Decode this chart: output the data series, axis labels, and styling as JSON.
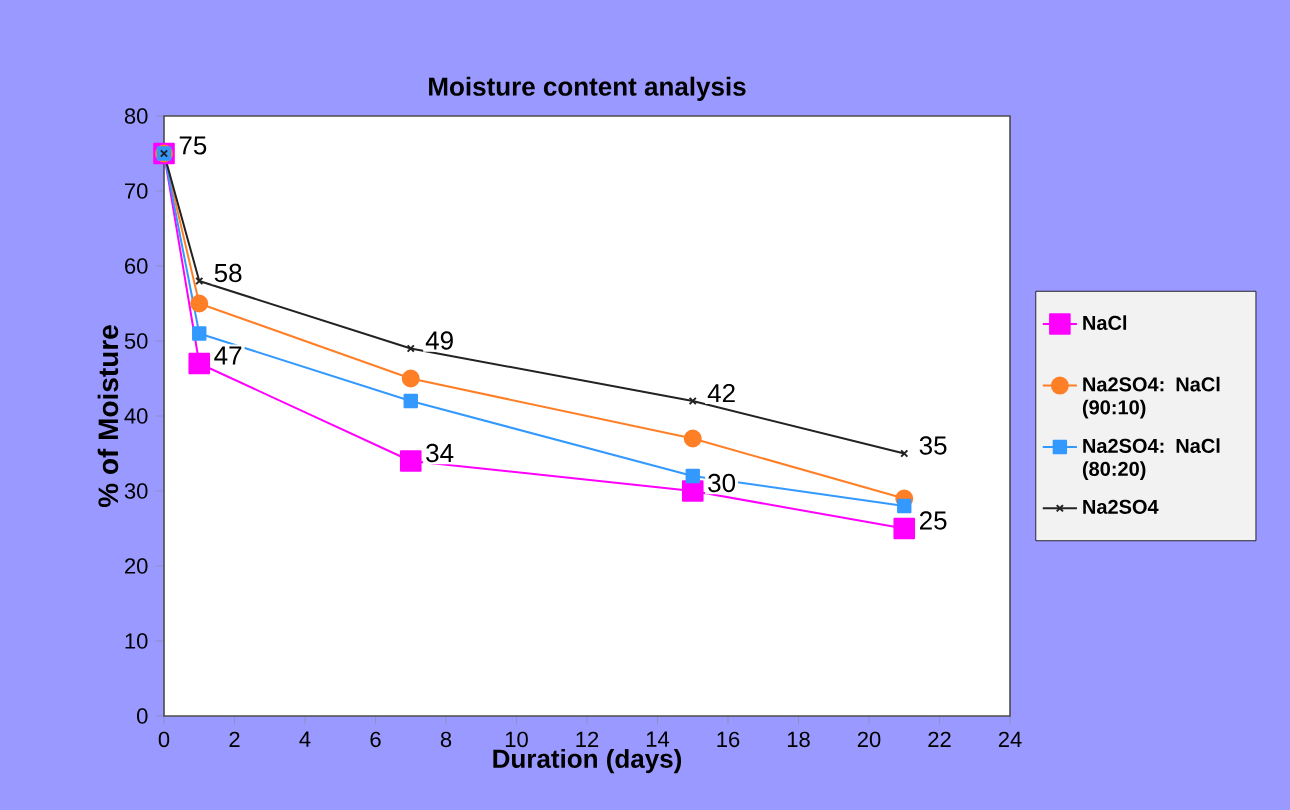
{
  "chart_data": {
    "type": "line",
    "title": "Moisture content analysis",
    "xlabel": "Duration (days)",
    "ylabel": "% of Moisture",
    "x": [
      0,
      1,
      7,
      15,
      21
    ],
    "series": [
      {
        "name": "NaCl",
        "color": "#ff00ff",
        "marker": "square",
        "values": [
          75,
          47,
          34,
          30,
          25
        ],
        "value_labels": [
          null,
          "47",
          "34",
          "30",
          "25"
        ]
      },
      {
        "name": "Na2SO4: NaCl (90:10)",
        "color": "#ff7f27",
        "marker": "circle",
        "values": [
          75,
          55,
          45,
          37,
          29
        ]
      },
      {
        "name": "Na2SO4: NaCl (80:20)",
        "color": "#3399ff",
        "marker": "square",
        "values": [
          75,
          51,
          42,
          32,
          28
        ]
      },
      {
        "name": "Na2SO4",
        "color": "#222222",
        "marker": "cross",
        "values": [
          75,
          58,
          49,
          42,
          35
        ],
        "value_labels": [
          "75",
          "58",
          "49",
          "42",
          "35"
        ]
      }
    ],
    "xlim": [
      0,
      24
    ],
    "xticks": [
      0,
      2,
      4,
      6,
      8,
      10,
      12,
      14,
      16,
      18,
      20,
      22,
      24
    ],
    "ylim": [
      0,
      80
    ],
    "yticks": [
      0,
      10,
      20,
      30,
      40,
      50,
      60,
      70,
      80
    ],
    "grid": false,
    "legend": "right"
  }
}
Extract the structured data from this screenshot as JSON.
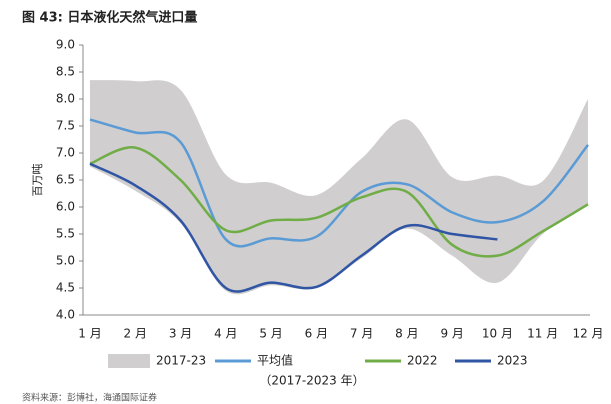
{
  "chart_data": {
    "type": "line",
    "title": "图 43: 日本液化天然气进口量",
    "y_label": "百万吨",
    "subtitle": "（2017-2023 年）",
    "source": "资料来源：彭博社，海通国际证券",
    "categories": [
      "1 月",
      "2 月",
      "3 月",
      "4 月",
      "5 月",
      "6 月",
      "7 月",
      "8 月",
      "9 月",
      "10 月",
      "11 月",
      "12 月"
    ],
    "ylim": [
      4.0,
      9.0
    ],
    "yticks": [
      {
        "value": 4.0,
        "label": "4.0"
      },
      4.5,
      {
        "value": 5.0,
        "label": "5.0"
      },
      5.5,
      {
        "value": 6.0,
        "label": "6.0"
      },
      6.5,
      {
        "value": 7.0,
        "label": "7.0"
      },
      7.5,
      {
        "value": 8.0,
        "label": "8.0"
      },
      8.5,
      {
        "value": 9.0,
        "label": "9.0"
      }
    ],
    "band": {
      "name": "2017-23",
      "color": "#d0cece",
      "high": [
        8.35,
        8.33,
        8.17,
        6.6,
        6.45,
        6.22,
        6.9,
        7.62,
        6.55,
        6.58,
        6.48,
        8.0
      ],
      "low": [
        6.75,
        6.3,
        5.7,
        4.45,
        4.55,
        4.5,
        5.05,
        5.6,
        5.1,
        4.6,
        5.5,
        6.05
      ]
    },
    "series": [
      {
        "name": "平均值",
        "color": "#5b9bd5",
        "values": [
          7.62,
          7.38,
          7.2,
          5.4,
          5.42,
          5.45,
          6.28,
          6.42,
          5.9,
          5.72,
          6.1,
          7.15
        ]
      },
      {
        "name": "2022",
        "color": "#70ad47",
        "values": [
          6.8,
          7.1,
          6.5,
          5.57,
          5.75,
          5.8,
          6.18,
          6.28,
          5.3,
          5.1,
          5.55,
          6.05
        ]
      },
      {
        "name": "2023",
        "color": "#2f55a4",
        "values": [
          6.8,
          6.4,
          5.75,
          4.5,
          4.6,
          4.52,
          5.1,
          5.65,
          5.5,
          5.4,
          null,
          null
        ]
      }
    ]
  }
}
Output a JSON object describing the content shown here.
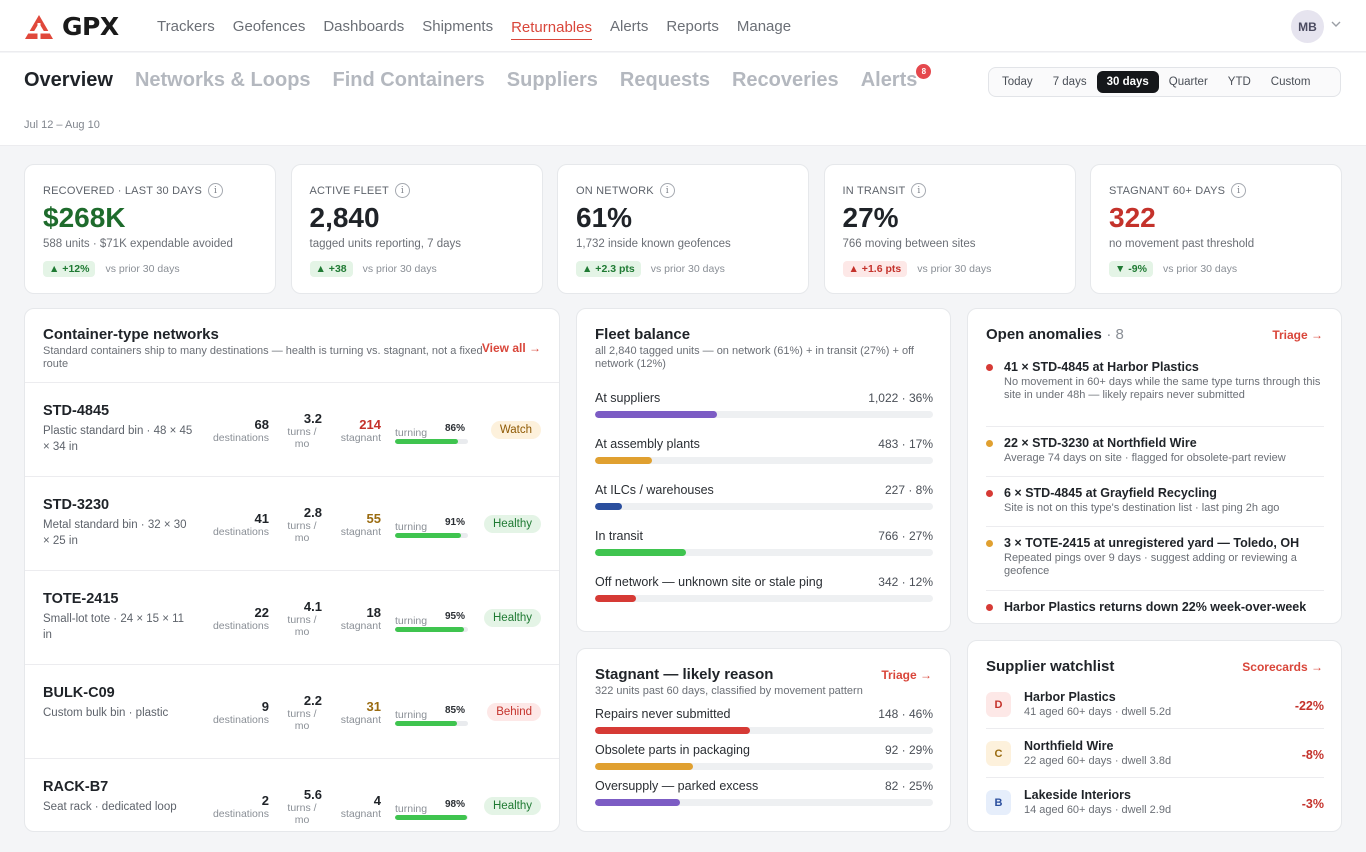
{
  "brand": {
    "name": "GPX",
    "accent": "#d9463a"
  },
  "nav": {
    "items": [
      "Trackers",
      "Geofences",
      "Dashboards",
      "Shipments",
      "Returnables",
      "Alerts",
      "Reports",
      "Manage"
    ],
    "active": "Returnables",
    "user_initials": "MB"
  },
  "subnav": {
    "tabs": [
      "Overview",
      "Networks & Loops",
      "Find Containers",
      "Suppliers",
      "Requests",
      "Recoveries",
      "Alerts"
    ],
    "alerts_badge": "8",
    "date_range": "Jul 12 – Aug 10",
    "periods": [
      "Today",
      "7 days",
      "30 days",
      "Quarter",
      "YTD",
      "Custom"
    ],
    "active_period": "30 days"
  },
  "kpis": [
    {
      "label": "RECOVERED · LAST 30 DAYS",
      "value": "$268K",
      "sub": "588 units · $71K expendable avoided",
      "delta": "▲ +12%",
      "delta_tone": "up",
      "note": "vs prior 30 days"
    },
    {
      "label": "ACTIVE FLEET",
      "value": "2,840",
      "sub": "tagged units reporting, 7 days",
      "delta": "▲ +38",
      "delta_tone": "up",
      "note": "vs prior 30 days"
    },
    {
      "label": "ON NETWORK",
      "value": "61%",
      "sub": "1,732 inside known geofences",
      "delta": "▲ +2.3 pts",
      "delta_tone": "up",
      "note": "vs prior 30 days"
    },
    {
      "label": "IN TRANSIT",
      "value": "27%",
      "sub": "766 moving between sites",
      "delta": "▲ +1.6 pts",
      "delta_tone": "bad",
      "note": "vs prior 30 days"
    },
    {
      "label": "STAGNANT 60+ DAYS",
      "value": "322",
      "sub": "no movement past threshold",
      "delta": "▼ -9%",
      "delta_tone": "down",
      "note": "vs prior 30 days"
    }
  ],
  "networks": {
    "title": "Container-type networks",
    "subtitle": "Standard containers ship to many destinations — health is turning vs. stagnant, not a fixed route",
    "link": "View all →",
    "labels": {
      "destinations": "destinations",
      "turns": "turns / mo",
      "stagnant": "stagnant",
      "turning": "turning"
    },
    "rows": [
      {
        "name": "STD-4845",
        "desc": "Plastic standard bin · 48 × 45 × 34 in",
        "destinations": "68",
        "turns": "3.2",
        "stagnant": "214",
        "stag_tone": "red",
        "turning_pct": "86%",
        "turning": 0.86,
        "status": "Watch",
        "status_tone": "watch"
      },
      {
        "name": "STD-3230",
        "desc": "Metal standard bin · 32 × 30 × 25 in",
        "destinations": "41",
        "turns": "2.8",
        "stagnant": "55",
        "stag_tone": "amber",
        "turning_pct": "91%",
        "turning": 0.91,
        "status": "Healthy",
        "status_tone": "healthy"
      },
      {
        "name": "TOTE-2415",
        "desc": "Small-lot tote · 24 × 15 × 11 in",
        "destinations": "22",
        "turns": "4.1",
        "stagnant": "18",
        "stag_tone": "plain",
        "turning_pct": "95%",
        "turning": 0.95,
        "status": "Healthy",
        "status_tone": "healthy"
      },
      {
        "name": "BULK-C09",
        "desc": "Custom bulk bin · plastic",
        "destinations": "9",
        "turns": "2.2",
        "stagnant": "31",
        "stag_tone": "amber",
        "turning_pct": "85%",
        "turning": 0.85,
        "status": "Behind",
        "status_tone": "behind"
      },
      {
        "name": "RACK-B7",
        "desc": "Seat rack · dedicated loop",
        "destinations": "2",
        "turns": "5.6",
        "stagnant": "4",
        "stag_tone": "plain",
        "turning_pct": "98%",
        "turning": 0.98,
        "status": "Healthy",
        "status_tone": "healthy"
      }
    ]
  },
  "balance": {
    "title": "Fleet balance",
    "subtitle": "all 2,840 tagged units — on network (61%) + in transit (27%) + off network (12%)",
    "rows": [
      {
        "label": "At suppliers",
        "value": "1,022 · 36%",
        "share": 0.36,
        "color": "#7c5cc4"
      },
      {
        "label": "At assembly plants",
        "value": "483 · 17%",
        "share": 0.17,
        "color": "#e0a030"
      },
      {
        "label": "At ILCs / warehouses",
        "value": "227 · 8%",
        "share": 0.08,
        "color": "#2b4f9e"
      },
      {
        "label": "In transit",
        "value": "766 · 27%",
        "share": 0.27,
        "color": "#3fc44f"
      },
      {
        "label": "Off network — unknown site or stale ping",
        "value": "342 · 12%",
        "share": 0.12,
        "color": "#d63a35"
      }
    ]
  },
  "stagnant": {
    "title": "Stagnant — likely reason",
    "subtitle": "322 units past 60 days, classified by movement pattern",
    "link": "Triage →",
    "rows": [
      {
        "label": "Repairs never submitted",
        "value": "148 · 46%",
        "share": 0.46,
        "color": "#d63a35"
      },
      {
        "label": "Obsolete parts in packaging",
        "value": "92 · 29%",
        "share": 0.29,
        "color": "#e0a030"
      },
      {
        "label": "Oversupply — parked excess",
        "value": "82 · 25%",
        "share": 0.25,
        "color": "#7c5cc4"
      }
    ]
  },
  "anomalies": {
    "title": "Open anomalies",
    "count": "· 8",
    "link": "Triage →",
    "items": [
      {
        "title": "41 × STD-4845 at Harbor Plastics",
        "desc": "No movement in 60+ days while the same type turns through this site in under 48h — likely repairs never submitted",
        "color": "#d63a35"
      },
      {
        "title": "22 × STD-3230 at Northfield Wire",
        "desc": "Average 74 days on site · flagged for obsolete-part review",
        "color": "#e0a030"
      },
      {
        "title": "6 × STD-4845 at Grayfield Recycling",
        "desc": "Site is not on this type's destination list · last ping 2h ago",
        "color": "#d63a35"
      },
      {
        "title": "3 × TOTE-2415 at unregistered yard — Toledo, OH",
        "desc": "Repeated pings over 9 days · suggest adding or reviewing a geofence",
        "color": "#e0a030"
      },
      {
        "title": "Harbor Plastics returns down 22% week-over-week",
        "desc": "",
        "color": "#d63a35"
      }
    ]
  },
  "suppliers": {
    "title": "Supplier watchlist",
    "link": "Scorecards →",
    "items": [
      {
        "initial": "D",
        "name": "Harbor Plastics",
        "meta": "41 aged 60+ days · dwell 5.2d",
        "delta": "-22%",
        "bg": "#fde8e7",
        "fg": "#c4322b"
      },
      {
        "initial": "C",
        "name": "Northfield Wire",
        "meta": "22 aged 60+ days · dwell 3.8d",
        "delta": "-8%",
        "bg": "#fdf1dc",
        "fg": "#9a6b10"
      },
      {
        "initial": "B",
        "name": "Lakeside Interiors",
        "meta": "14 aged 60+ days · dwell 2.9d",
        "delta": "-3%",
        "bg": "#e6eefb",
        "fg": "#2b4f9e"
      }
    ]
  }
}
+++++
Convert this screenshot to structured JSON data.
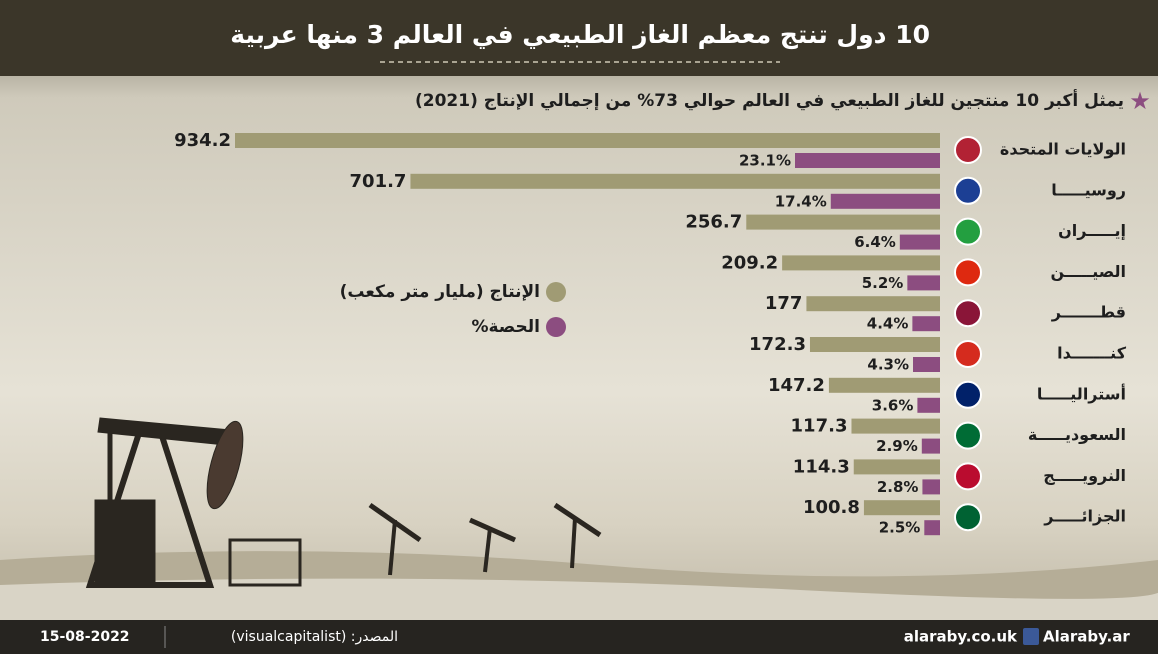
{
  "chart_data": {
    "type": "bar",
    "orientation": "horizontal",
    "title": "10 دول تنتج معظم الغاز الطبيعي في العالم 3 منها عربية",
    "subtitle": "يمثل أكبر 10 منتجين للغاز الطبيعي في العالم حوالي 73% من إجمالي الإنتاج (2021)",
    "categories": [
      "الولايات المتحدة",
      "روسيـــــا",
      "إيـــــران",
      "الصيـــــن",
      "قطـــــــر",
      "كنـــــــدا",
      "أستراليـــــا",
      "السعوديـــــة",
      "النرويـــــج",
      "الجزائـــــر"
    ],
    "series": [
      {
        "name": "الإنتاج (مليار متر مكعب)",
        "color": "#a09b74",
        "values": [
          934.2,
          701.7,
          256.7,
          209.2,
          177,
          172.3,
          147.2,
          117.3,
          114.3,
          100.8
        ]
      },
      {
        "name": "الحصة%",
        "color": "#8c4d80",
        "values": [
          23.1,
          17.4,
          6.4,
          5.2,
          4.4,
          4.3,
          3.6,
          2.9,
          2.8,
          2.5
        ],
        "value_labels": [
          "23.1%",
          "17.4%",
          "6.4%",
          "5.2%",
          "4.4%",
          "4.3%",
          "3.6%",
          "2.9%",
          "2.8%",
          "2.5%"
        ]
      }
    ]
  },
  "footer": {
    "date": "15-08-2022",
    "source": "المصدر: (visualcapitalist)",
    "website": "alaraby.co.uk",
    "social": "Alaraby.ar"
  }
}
+++++
Tally how many lines of the data include the word "JSON". Write the number and nothing else.

# ANSWER TO THE TASK
4